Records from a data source
********************

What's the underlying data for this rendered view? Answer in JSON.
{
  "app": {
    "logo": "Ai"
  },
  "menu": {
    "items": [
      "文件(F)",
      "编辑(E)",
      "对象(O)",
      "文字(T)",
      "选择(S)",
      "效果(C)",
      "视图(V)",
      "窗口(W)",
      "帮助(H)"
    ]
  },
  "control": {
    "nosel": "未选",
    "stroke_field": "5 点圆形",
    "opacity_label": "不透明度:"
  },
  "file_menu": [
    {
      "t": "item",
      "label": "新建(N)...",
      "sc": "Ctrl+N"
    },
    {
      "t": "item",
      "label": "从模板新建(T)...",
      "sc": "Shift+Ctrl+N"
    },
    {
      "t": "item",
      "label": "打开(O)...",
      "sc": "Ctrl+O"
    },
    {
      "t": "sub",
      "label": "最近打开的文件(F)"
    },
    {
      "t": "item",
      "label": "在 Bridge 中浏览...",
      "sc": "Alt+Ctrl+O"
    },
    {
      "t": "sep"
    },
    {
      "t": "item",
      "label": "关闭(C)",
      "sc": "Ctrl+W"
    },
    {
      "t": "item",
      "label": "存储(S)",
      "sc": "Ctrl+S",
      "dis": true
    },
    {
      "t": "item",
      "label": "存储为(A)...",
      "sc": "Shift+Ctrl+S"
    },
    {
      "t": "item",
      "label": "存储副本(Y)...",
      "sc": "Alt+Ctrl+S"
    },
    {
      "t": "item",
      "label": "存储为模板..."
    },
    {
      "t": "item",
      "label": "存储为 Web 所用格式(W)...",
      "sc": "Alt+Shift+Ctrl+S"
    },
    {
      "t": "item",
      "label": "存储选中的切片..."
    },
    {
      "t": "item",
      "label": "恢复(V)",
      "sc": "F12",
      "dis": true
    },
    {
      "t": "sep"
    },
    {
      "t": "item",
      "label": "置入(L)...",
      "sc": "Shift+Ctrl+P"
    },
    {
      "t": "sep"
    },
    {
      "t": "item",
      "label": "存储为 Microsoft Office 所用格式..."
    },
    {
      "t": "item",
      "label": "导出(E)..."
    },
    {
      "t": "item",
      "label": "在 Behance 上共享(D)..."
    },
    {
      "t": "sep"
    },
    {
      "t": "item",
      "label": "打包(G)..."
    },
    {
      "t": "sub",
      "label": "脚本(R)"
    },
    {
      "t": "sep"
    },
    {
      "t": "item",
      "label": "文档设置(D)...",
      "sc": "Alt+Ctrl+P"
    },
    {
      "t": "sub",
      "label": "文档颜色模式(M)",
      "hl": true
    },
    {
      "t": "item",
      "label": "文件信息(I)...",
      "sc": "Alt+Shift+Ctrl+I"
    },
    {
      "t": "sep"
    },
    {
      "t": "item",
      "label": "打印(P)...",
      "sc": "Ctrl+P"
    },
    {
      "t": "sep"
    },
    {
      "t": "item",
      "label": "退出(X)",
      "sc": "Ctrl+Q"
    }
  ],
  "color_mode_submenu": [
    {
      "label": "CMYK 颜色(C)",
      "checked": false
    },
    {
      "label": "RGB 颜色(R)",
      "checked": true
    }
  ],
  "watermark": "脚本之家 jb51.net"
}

********************

Retype the data exactly as given.

- [ANSWER]:
What's the underlying data for this rendered view? Answer in JSON.
{
  "app": {
    "logo": "Ai"
  },
  "menu": {
    "items": [
      "文件(F)",
      "编辑(E)",
      "对象(O)",
      "文字(T)",
      "选择(S)",
      "效果(C)",
      "视图(V)",
      "窗口(W)",
      "帮助(H)"
    ]
  },
  "control": {
    "nosel": "未选",
    "stroke_field": "5 点圆形",
    "opacity_label": "不透明度:"
  },
  "file_menu": [
    {
      "t": "item",
      "label": "新建(N)...",
      "sc": "Ctrl+N"
    },
    {
      "t": "item",
      "label": "从模板新建(T)...",
      "sc": "Shift+Ctrl+N"
    },
    {
      "t": "item",
      "label": "打开(O)...",
      "sc": "Ctrl+O"
    },
    {
      "t": "sub",
      "label": "最近打开的文件(F)"
    },
    {
      "t": "item",
      "label": "在 Bridge 中浏览...",
      "sc": "Alt+Ctrl+O"
    },
    {
      "t": "sep"
    },
    {
      "t": "item",
      "label": "关闭(C)",
      "sc": "Ctrl+W"
    },
    {
      "t": "item",
      "label": "存储(S)",
      "sc": "Ctrl+S",
      "dis": true
    },
    {
      "t": "item",
      "label": "存储为(A)...",
      "sc": "Shift+Ctrl+S"
    },
    {
      "t": "item",
      "label": "存储副本(Y)...",
      "sc": "Alt+Ctrl+S"
    },
    {
      "t": "item",
      "label": "存储为模板..."
    },
    {
      "t": "item",
      "label": "存储为 Web 所用格式(W)...",
      "sc": "Alt+Shift+Ctrl+S"
    },
    {
      "t": "item",
      "label": "存储选中的切片..."
    },
    {
      "t": "item",
      "label": "恢复(V)",
      "sc": "F12",
      "dis": true
    },
    {
      "t": "sep"
    },
    {
      "t": "item",
      "label": "置入(L)...",
      "sc": "Shift+Ctrl+P"
    },
    {
      "t": "sep"
    },
    {
      "t": "item",
      "label": "存储为 Microsoft Office 所用格式..."
    },
    {
      "t": "item",
      "label": "导出(E)..."
    },
    {
      "t": "item",
      "label": "在 Behance 上共享(D)..."
    },
    {
      "t": "sep"
    },
    {
      "t": "item",
      "label": "打包(G)..."
    },
    {
      "t": "sub",
      "label": "脚本(R)"
    },
    {
      "t": "sep"
    },
    {
      "t": "item",
      "label": "文档设置(D)...",
      "sc": "Alt+Ctrl+P"
    },
    {
      "t": "sub",
      "label": "文档颜色模式(M)",
      "hl": true
    },
    {
      "t": "item",
      "label": "文件信息(I)...",
      "sc": "Alt+Shift+Ctrl+I"
    },
    {
      "t": "sep"
    },
    {
      "t": "item",
      "label": "打印(P)...",
      "sc": "Ctrl+P"
    },
    {
      "t": "sep"
    },
    {
      "t": "item",
      "label": "退出(X)",
      "sc": "Ctrl+Q"
    }
  ],
  "color_mode_submenu": [
    {
      "label": "CMYK 颜色(C)",
      "checked": false
    },
    {
      "label": "RGB 颜色(R)",
      "checked": true
    }
  ],
  "watermark": "脚本之家 jb51.net"
}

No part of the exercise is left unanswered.